> _Given exercise_:
In the records below, work out how many lines hold the word "JSON". Report the number alone.

===== Stored data =====

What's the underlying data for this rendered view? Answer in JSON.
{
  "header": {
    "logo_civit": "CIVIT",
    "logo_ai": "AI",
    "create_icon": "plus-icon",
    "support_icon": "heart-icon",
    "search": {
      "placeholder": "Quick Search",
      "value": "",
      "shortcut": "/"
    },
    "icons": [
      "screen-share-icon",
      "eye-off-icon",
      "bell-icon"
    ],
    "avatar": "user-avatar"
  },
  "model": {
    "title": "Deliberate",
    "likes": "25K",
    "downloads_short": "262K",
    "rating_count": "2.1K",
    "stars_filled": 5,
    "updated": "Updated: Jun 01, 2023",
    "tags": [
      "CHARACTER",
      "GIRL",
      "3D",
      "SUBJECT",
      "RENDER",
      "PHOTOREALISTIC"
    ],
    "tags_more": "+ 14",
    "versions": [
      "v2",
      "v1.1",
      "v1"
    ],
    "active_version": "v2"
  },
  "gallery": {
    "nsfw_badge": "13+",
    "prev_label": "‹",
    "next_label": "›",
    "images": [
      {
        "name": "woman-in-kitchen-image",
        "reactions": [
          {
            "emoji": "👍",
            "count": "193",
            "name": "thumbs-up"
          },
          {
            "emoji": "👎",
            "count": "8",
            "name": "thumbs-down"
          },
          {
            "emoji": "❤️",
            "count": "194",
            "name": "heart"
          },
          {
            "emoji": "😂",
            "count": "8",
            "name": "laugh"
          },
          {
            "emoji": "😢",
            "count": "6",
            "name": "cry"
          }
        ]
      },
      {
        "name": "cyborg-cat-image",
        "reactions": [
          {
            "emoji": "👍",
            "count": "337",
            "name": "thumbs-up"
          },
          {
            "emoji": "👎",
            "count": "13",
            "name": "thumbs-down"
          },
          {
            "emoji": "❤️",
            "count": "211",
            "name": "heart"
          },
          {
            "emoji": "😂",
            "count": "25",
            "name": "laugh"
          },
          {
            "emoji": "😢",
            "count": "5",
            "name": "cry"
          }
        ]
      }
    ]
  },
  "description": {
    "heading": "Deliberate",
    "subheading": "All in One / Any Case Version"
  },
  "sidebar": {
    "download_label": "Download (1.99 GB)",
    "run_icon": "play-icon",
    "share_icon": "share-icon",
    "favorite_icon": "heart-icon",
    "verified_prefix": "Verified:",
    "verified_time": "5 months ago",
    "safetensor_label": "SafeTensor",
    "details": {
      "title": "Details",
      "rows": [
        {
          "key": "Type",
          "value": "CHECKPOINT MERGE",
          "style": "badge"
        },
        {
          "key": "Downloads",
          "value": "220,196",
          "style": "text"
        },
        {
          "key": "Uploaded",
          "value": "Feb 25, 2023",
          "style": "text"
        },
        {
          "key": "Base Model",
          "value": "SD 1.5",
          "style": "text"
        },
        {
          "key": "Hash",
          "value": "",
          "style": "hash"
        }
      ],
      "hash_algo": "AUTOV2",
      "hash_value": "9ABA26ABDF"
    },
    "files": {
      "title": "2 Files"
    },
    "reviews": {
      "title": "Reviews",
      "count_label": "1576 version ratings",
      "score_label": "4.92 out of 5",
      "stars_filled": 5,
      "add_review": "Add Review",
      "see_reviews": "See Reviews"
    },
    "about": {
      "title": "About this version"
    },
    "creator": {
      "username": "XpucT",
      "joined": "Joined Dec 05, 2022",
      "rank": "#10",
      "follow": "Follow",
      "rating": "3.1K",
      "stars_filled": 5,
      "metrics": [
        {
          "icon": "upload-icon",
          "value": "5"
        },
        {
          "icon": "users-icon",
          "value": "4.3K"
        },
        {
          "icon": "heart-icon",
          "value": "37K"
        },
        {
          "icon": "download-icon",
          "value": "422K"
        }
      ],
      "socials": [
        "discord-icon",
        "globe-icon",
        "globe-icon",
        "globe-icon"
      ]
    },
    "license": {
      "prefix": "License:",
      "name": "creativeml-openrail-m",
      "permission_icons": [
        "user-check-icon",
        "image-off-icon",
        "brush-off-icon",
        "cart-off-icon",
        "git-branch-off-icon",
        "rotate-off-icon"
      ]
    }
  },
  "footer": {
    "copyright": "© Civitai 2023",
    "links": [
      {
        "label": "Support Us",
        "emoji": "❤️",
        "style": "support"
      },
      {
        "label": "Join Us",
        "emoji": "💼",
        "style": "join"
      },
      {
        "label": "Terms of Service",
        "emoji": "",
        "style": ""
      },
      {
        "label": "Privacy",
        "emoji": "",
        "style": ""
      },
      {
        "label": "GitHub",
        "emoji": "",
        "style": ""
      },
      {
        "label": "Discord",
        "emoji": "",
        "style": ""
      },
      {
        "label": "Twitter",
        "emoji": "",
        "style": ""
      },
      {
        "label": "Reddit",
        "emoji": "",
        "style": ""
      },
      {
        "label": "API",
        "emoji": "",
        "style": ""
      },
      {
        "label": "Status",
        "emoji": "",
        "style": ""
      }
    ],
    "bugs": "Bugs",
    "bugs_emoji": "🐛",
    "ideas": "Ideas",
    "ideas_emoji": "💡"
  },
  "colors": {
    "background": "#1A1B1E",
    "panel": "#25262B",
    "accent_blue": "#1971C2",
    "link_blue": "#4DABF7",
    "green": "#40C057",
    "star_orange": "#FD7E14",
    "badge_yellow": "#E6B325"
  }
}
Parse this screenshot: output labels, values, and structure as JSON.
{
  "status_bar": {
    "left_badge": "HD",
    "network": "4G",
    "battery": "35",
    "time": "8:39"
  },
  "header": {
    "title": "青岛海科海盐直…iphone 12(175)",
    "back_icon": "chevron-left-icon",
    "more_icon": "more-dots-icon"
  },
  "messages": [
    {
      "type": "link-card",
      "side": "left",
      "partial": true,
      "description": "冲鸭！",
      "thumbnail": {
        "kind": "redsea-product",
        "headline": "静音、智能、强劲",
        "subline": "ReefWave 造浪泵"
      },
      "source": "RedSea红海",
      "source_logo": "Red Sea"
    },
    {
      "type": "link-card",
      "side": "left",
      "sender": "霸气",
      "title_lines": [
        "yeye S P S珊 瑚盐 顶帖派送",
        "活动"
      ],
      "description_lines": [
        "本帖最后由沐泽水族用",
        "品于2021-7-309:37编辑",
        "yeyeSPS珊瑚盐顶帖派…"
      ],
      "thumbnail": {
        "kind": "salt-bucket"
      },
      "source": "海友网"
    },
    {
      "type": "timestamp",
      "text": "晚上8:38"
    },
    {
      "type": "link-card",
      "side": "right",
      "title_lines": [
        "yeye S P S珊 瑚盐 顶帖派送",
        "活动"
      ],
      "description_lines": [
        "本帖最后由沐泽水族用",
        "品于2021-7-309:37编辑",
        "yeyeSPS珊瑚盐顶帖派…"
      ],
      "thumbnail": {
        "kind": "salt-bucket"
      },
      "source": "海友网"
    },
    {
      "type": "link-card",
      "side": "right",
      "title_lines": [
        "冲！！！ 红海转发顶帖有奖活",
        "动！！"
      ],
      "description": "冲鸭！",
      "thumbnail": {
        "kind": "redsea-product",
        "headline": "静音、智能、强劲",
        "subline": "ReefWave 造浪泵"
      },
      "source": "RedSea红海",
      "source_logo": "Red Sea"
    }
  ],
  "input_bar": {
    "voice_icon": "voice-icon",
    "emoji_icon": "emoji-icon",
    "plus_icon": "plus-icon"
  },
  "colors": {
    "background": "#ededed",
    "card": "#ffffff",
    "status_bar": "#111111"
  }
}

=====

> _Response to this exercise_:
2